_What you should do_. Your task is to print every entry below exactly as given.

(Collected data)
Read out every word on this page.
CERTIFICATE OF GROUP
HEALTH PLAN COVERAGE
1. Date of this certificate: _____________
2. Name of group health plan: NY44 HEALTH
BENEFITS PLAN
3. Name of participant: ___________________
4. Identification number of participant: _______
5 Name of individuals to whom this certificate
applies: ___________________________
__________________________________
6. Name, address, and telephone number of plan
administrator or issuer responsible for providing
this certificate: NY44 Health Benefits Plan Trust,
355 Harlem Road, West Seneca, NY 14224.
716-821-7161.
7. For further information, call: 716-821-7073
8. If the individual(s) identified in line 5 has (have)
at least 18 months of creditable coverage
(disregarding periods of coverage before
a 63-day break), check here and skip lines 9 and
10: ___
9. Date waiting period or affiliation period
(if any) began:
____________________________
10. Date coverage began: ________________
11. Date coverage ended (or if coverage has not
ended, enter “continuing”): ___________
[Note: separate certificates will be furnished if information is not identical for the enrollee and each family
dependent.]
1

_Task output_.
Read out every word on this page.
CERTIFICATE OF GROUP
HEALTH PLAN COVERAGE
1. Date of this certificate: _____________
2. Name of group health plan: NY44 HEALTH
BENEFITS PLAN
3. Name of participant: ___________________
4. Identification number of participant: _______
5 Name of individuals to whom this certificate
applies: ___________________________
__________________________________
6. Name, address, and telephone number of plan
administrator or issuer responsible for providing
this certificate: NY44 Health Benefits Plan Trust,
355 Harlem Road, West Seneca, NY 14224.
716-821-7161.
7. For further information, call: 716-821-7073
8. If the individual(s) identified in line 5 has (have)
at least 18 months of creditable coverage
(disregarding periods of coverage before
a 63-day break), check here and skip lines 9 and
10: ___
9. Date waiting period or affiliation period
(if any) began:
____________________________
10. Date coverage began: ________________
11. Date coverage ended (or if coverage has not
ended, enter “continuing”): ___________
[Note: separate certificates will be furnished if information is not identical for the enrollee and each family
dependent.]
1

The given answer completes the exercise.